Copy out everything from the line containing "I need the location" down through the line containing "x-tick-label: May-23: [1019, 574, 1082, 595]", swapping "UI element" for "interface element" and keeping all else the same. Omit the pictures.
>> start Exercise input
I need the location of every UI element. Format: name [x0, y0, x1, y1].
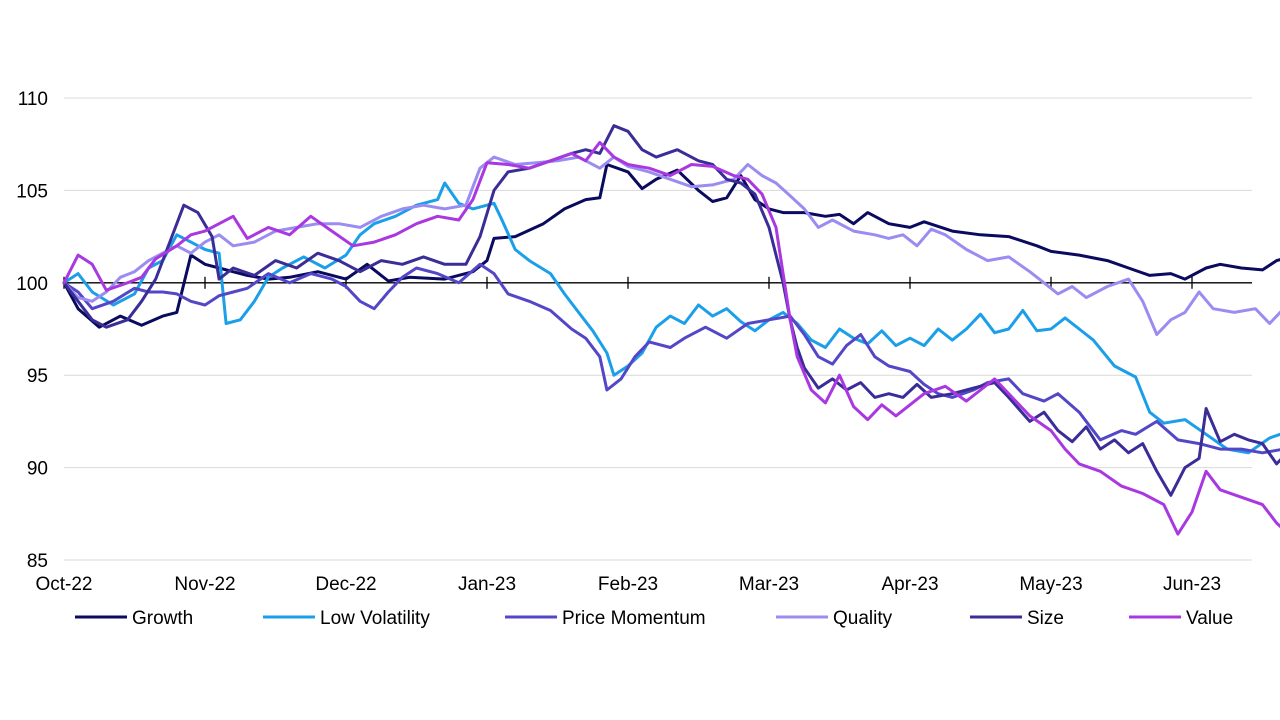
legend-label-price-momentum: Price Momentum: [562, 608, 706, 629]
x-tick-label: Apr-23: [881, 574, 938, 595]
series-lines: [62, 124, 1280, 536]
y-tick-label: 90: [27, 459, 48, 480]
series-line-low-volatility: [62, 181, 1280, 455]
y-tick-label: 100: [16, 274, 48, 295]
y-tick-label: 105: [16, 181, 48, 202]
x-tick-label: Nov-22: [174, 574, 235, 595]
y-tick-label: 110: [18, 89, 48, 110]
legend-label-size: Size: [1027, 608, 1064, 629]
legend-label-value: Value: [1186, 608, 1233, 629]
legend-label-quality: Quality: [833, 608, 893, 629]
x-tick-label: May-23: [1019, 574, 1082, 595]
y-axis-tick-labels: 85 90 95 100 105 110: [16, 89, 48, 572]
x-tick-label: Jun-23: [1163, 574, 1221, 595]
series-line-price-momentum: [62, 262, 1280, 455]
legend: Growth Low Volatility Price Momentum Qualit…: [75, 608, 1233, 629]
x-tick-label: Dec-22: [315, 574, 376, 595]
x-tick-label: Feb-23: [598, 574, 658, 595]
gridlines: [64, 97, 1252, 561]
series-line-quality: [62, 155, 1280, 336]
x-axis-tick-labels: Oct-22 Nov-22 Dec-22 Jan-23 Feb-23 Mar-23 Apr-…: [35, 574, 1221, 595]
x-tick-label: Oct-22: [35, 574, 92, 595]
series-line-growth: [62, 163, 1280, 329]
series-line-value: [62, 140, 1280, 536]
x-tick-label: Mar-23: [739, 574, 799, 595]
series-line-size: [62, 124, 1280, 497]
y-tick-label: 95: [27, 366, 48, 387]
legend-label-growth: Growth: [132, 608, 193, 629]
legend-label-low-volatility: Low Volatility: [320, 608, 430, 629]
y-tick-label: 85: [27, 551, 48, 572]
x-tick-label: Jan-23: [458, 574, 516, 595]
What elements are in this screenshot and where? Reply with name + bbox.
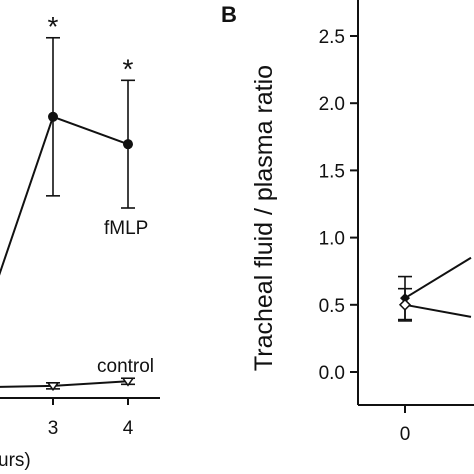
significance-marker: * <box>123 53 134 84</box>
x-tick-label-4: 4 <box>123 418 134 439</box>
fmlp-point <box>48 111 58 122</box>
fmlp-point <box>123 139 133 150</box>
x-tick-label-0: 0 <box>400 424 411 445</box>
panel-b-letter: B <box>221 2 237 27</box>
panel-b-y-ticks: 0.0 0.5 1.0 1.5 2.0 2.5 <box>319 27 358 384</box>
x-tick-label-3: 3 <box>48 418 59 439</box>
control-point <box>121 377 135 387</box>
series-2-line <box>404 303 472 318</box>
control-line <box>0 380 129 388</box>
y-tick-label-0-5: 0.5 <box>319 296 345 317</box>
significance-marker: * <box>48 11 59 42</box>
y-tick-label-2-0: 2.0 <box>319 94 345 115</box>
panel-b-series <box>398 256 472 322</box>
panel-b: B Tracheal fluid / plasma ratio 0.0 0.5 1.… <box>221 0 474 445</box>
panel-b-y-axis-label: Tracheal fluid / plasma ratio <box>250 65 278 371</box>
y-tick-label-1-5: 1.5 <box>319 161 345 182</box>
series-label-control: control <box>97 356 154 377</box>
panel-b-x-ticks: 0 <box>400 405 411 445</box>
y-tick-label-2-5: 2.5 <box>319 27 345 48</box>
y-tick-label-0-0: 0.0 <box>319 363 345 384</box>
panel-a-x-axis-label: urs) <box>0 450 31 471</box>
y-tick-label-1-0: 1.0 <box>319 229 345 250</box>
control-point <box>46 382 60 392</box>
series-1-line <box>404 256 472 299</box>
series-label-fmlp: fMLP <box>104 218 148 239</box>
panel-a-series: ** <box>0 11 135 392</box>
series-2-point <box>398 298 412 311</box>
>> end Exercise input
>> start Exercise input
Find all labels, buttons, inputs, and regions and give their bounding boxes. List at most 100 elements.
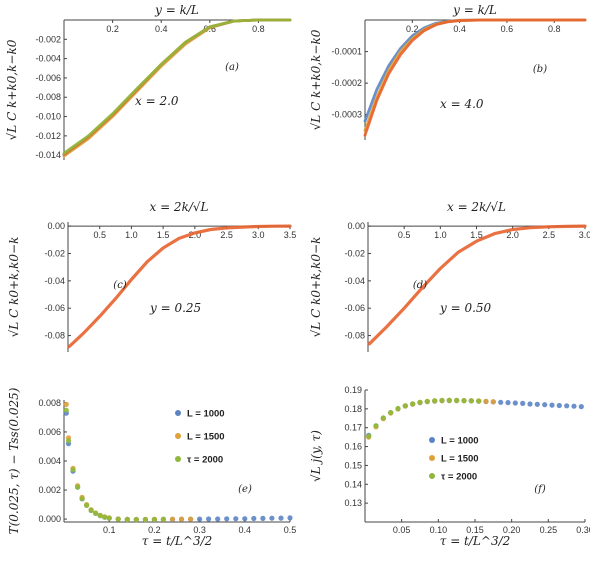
>> end Exercise input
Task solution:
I need the location of every interface element. Format: name [x0, y0, x1, y1].
legend-label-price-momentum: Price Momentum: [562, 608, 706, 629]
x-tick-label: Apr-23: [881, 574, 938, 595]
series-lines: [62, 124, 1280, 536]
y-tick-label: 90: [27, 459, 48, 480]
series-line-low-volatility: [62, 181, 1280, 455]
y-tick-label: 100: [16, 274, 48, 295]
y-tick-label: 105: [16, 181, 48, 202]
x-tick-label: Nov-22: [174, 574, 235, 595]
y-tick-label: 110: [18, 89, 48, 110]
legend-label-size: Size: [1027, 608, 1064, 629]
legend-label-value: Value: [1186, 608, 1233, 629]
legend-label-quality: Quality: [833, 608, 893, 629]
x-tick-label: May-23: [1019, 574, 1082, 595]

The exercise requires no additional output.